#### [PASSAGE PROVIDED]
────

Proof of (6). Choose a presentation of $M$ with matrix $A$ as in Lemma 15.8.2. Let $J' \subset J$ be a subset of cardinality $n$. It suffices to show that $f = \det (a_{ij})_{i = 1, \ldots , n, j \in J'}$ annihilates $M$. This is clear because the cokernel of

\[ R^{\oplus n} \xrightarrow {A' = (a_{ij})_{i = 1, \ldots , n, j \in J'}} R^{\oplus n} \to M \to 0 \]

is killed by $f$ as there is a matrix $B$ with $A' B = f1_{n \times n}$.

Proof of (7). Choose a presentation of $M$ with matrix $A$ as in Lemma 15.8.2. By Nakayama's lemma (Algebra, Lemma 10.19.1) we have

\[ M_\mathfrak p \not= 0 \Leftrightarrow M \otimes _ R \kappa (\mathfrak p) \not= 0 \Leftrightarrow \text{rank}(\text{image }A\text{ in }\kappa (\mathfrak p)) < n \]

Clearly $\text{Fit}_0(M)$ exactly cuts out the set of primes with this property.
$\square$

Example 15.8.5. Let $R$ be a ring. The Fitting ideals of the finite free module $M = R^{\oplus n}$ are $\text{Fit}_ k(M) = 0$ for $k < n$ and $\text{Fit}_ k(M) = R$ for $k \geq n$.

────

#### [GIVEN MATERIAL]
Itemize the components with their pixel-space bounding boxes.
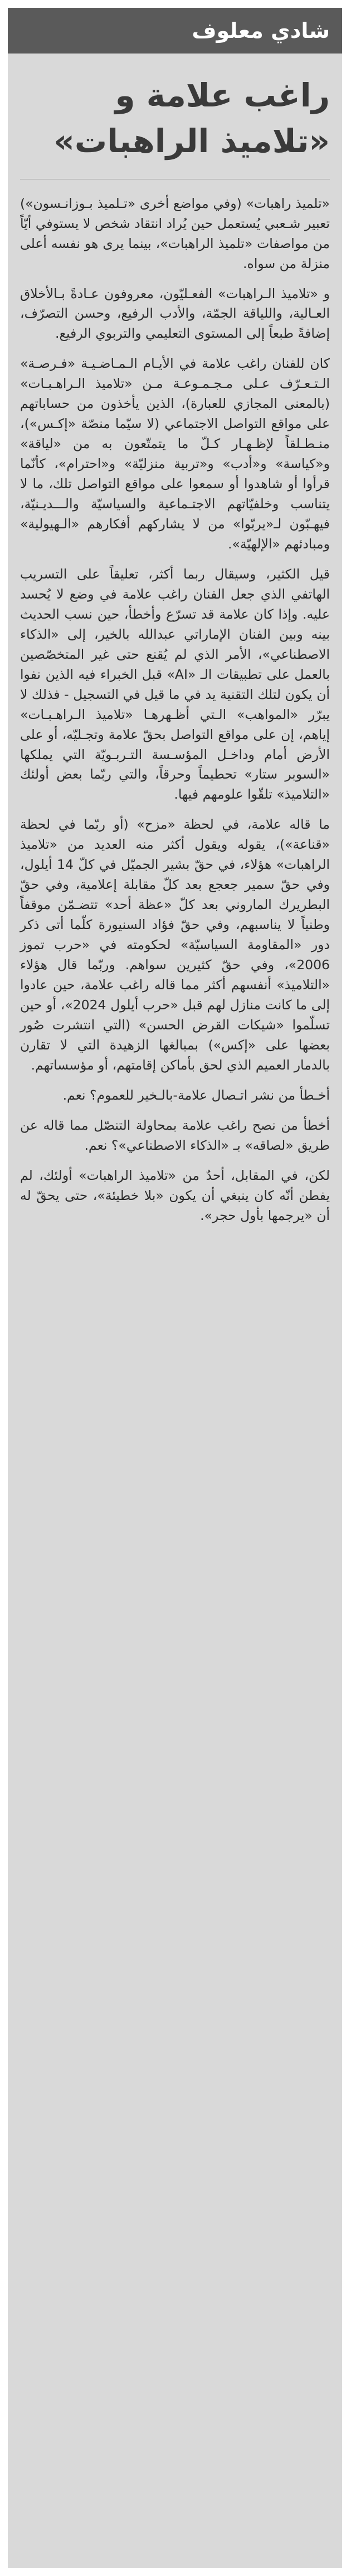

────

Return the Fitting ideals passage word for word, reproducing all of it without change.

#### [RESULT FOR THIS TASK]
Proof of (6). Choose a presentation of $M$ with matrix $A$ as in Lemma 15.8.2. Let $J' \subset J$ be a subset of cardinality $n$. It suffices to show that $f = \det (a_{ij})_{i = 1, \ldots , n, j \in J'}$ annihilates $M$. This is clear because the cokernel of

\[ R^{\oplus n} \xrightarrow {A' = (a_{ij})_{i = 1, \ldots , n, j \in J'}} R^{\oplus n} \to M \to 0 \]

is killed by $f$ as there is a matrix $B$ with $A' B = f1_{n \times n}$.

Proof of (7). Choose a presentation of $M$ with matrix $A$ as in Lemma 15.8.2. By Nakayama's lemma (Algebra, Lemma 10.19.1) we have

\[ M_\mathfrak p \not= 0 \Leftrightarrow M \otimes _ R \kappa (\mathfrak p) \not= 0 \Leftrightarrow \text{rank}(\text{image }A\text{ in }\kappa (\mathfrak p)) < n \]

Clearly $\text{Fit}_0(M)$ exactly cuts out the set of primes with this property.
$\square$

Example 15.8.5. Let $R$ be a ring. The Fitting ideals of the finite free module $M = R^{\oplus n}$ are $\text{Fit}_ k(M) = 0$ for $k < n$ and $\text{Fit}_ k(M) = R$ for $k \geq n$.